§ **RAW DATA**:
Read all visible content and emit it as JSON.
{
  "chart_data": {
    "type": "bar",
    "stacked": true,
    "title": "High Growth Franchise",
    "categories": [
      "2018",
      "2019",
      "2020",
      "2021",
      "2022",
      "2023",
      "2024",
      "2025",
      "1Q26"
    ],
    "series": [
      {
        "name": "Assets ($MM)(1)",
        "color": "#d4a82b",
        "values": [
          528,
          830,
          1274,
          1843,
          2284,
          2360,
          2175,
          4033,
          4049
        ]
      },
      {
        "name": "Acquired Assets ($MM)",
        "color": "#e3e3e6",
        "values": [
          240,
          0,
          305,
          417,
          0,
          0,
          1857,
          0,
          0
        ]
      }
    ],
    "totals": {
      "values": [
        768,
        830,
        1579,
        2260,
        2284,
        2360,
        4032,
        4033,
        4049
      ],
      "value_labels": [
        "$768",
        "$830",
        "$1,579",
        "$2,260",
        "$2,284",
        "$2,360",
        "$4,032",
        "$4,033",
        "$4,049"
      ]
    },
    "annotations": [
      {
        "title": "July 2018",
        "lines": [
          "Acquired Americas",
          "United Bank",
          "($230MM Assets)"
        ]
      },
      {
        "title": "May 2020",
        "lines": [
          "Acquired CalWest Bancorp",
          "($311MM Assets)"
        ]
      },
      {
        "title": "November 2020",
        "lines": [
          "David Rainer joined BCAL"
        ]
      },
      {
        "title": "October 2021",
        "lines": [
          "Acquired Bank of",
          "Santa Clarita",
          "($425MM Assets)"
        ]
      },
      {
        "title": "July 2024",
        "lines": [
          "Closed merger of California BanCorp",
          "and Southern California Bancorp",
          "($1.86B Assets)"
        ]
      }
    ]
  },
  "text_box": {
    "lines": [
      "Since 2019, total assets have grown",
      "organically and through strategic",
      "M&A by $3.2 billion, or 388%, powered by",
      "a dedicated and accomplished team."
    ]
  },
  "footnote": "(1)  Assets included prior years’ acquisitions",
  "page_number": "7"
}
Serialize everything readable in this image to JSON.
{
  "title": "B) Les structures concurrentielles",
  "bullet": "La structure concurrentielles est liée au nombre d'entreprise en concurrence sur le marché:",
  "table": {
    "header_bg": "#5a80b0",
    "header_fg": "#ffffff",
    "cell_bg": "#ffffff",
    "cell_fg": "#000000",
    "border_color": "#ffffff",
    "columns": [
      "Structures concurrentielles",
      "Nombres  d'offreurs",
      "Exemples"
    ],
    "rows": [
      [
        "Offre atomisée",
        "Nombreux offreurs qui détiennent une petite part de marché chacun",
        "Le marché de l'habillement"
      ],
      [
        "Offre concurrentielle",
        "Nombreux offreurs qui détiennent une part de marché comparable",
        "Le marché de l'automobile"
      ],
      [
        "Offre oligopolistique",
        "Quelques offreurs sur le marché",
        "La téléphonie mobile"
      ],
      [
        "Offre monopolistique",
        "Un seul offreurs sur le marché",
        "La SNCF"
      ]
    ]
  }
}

§ **WHAT IS ASKED**:
Which lines in the data above contain "détiennent"? Show each one.

§ **OUTPUT**:
        "Nombreux offreurs qui détiennent une petite part de marché chacun",
        "Nombreux offreurs qui détiennent une part de marché comparable",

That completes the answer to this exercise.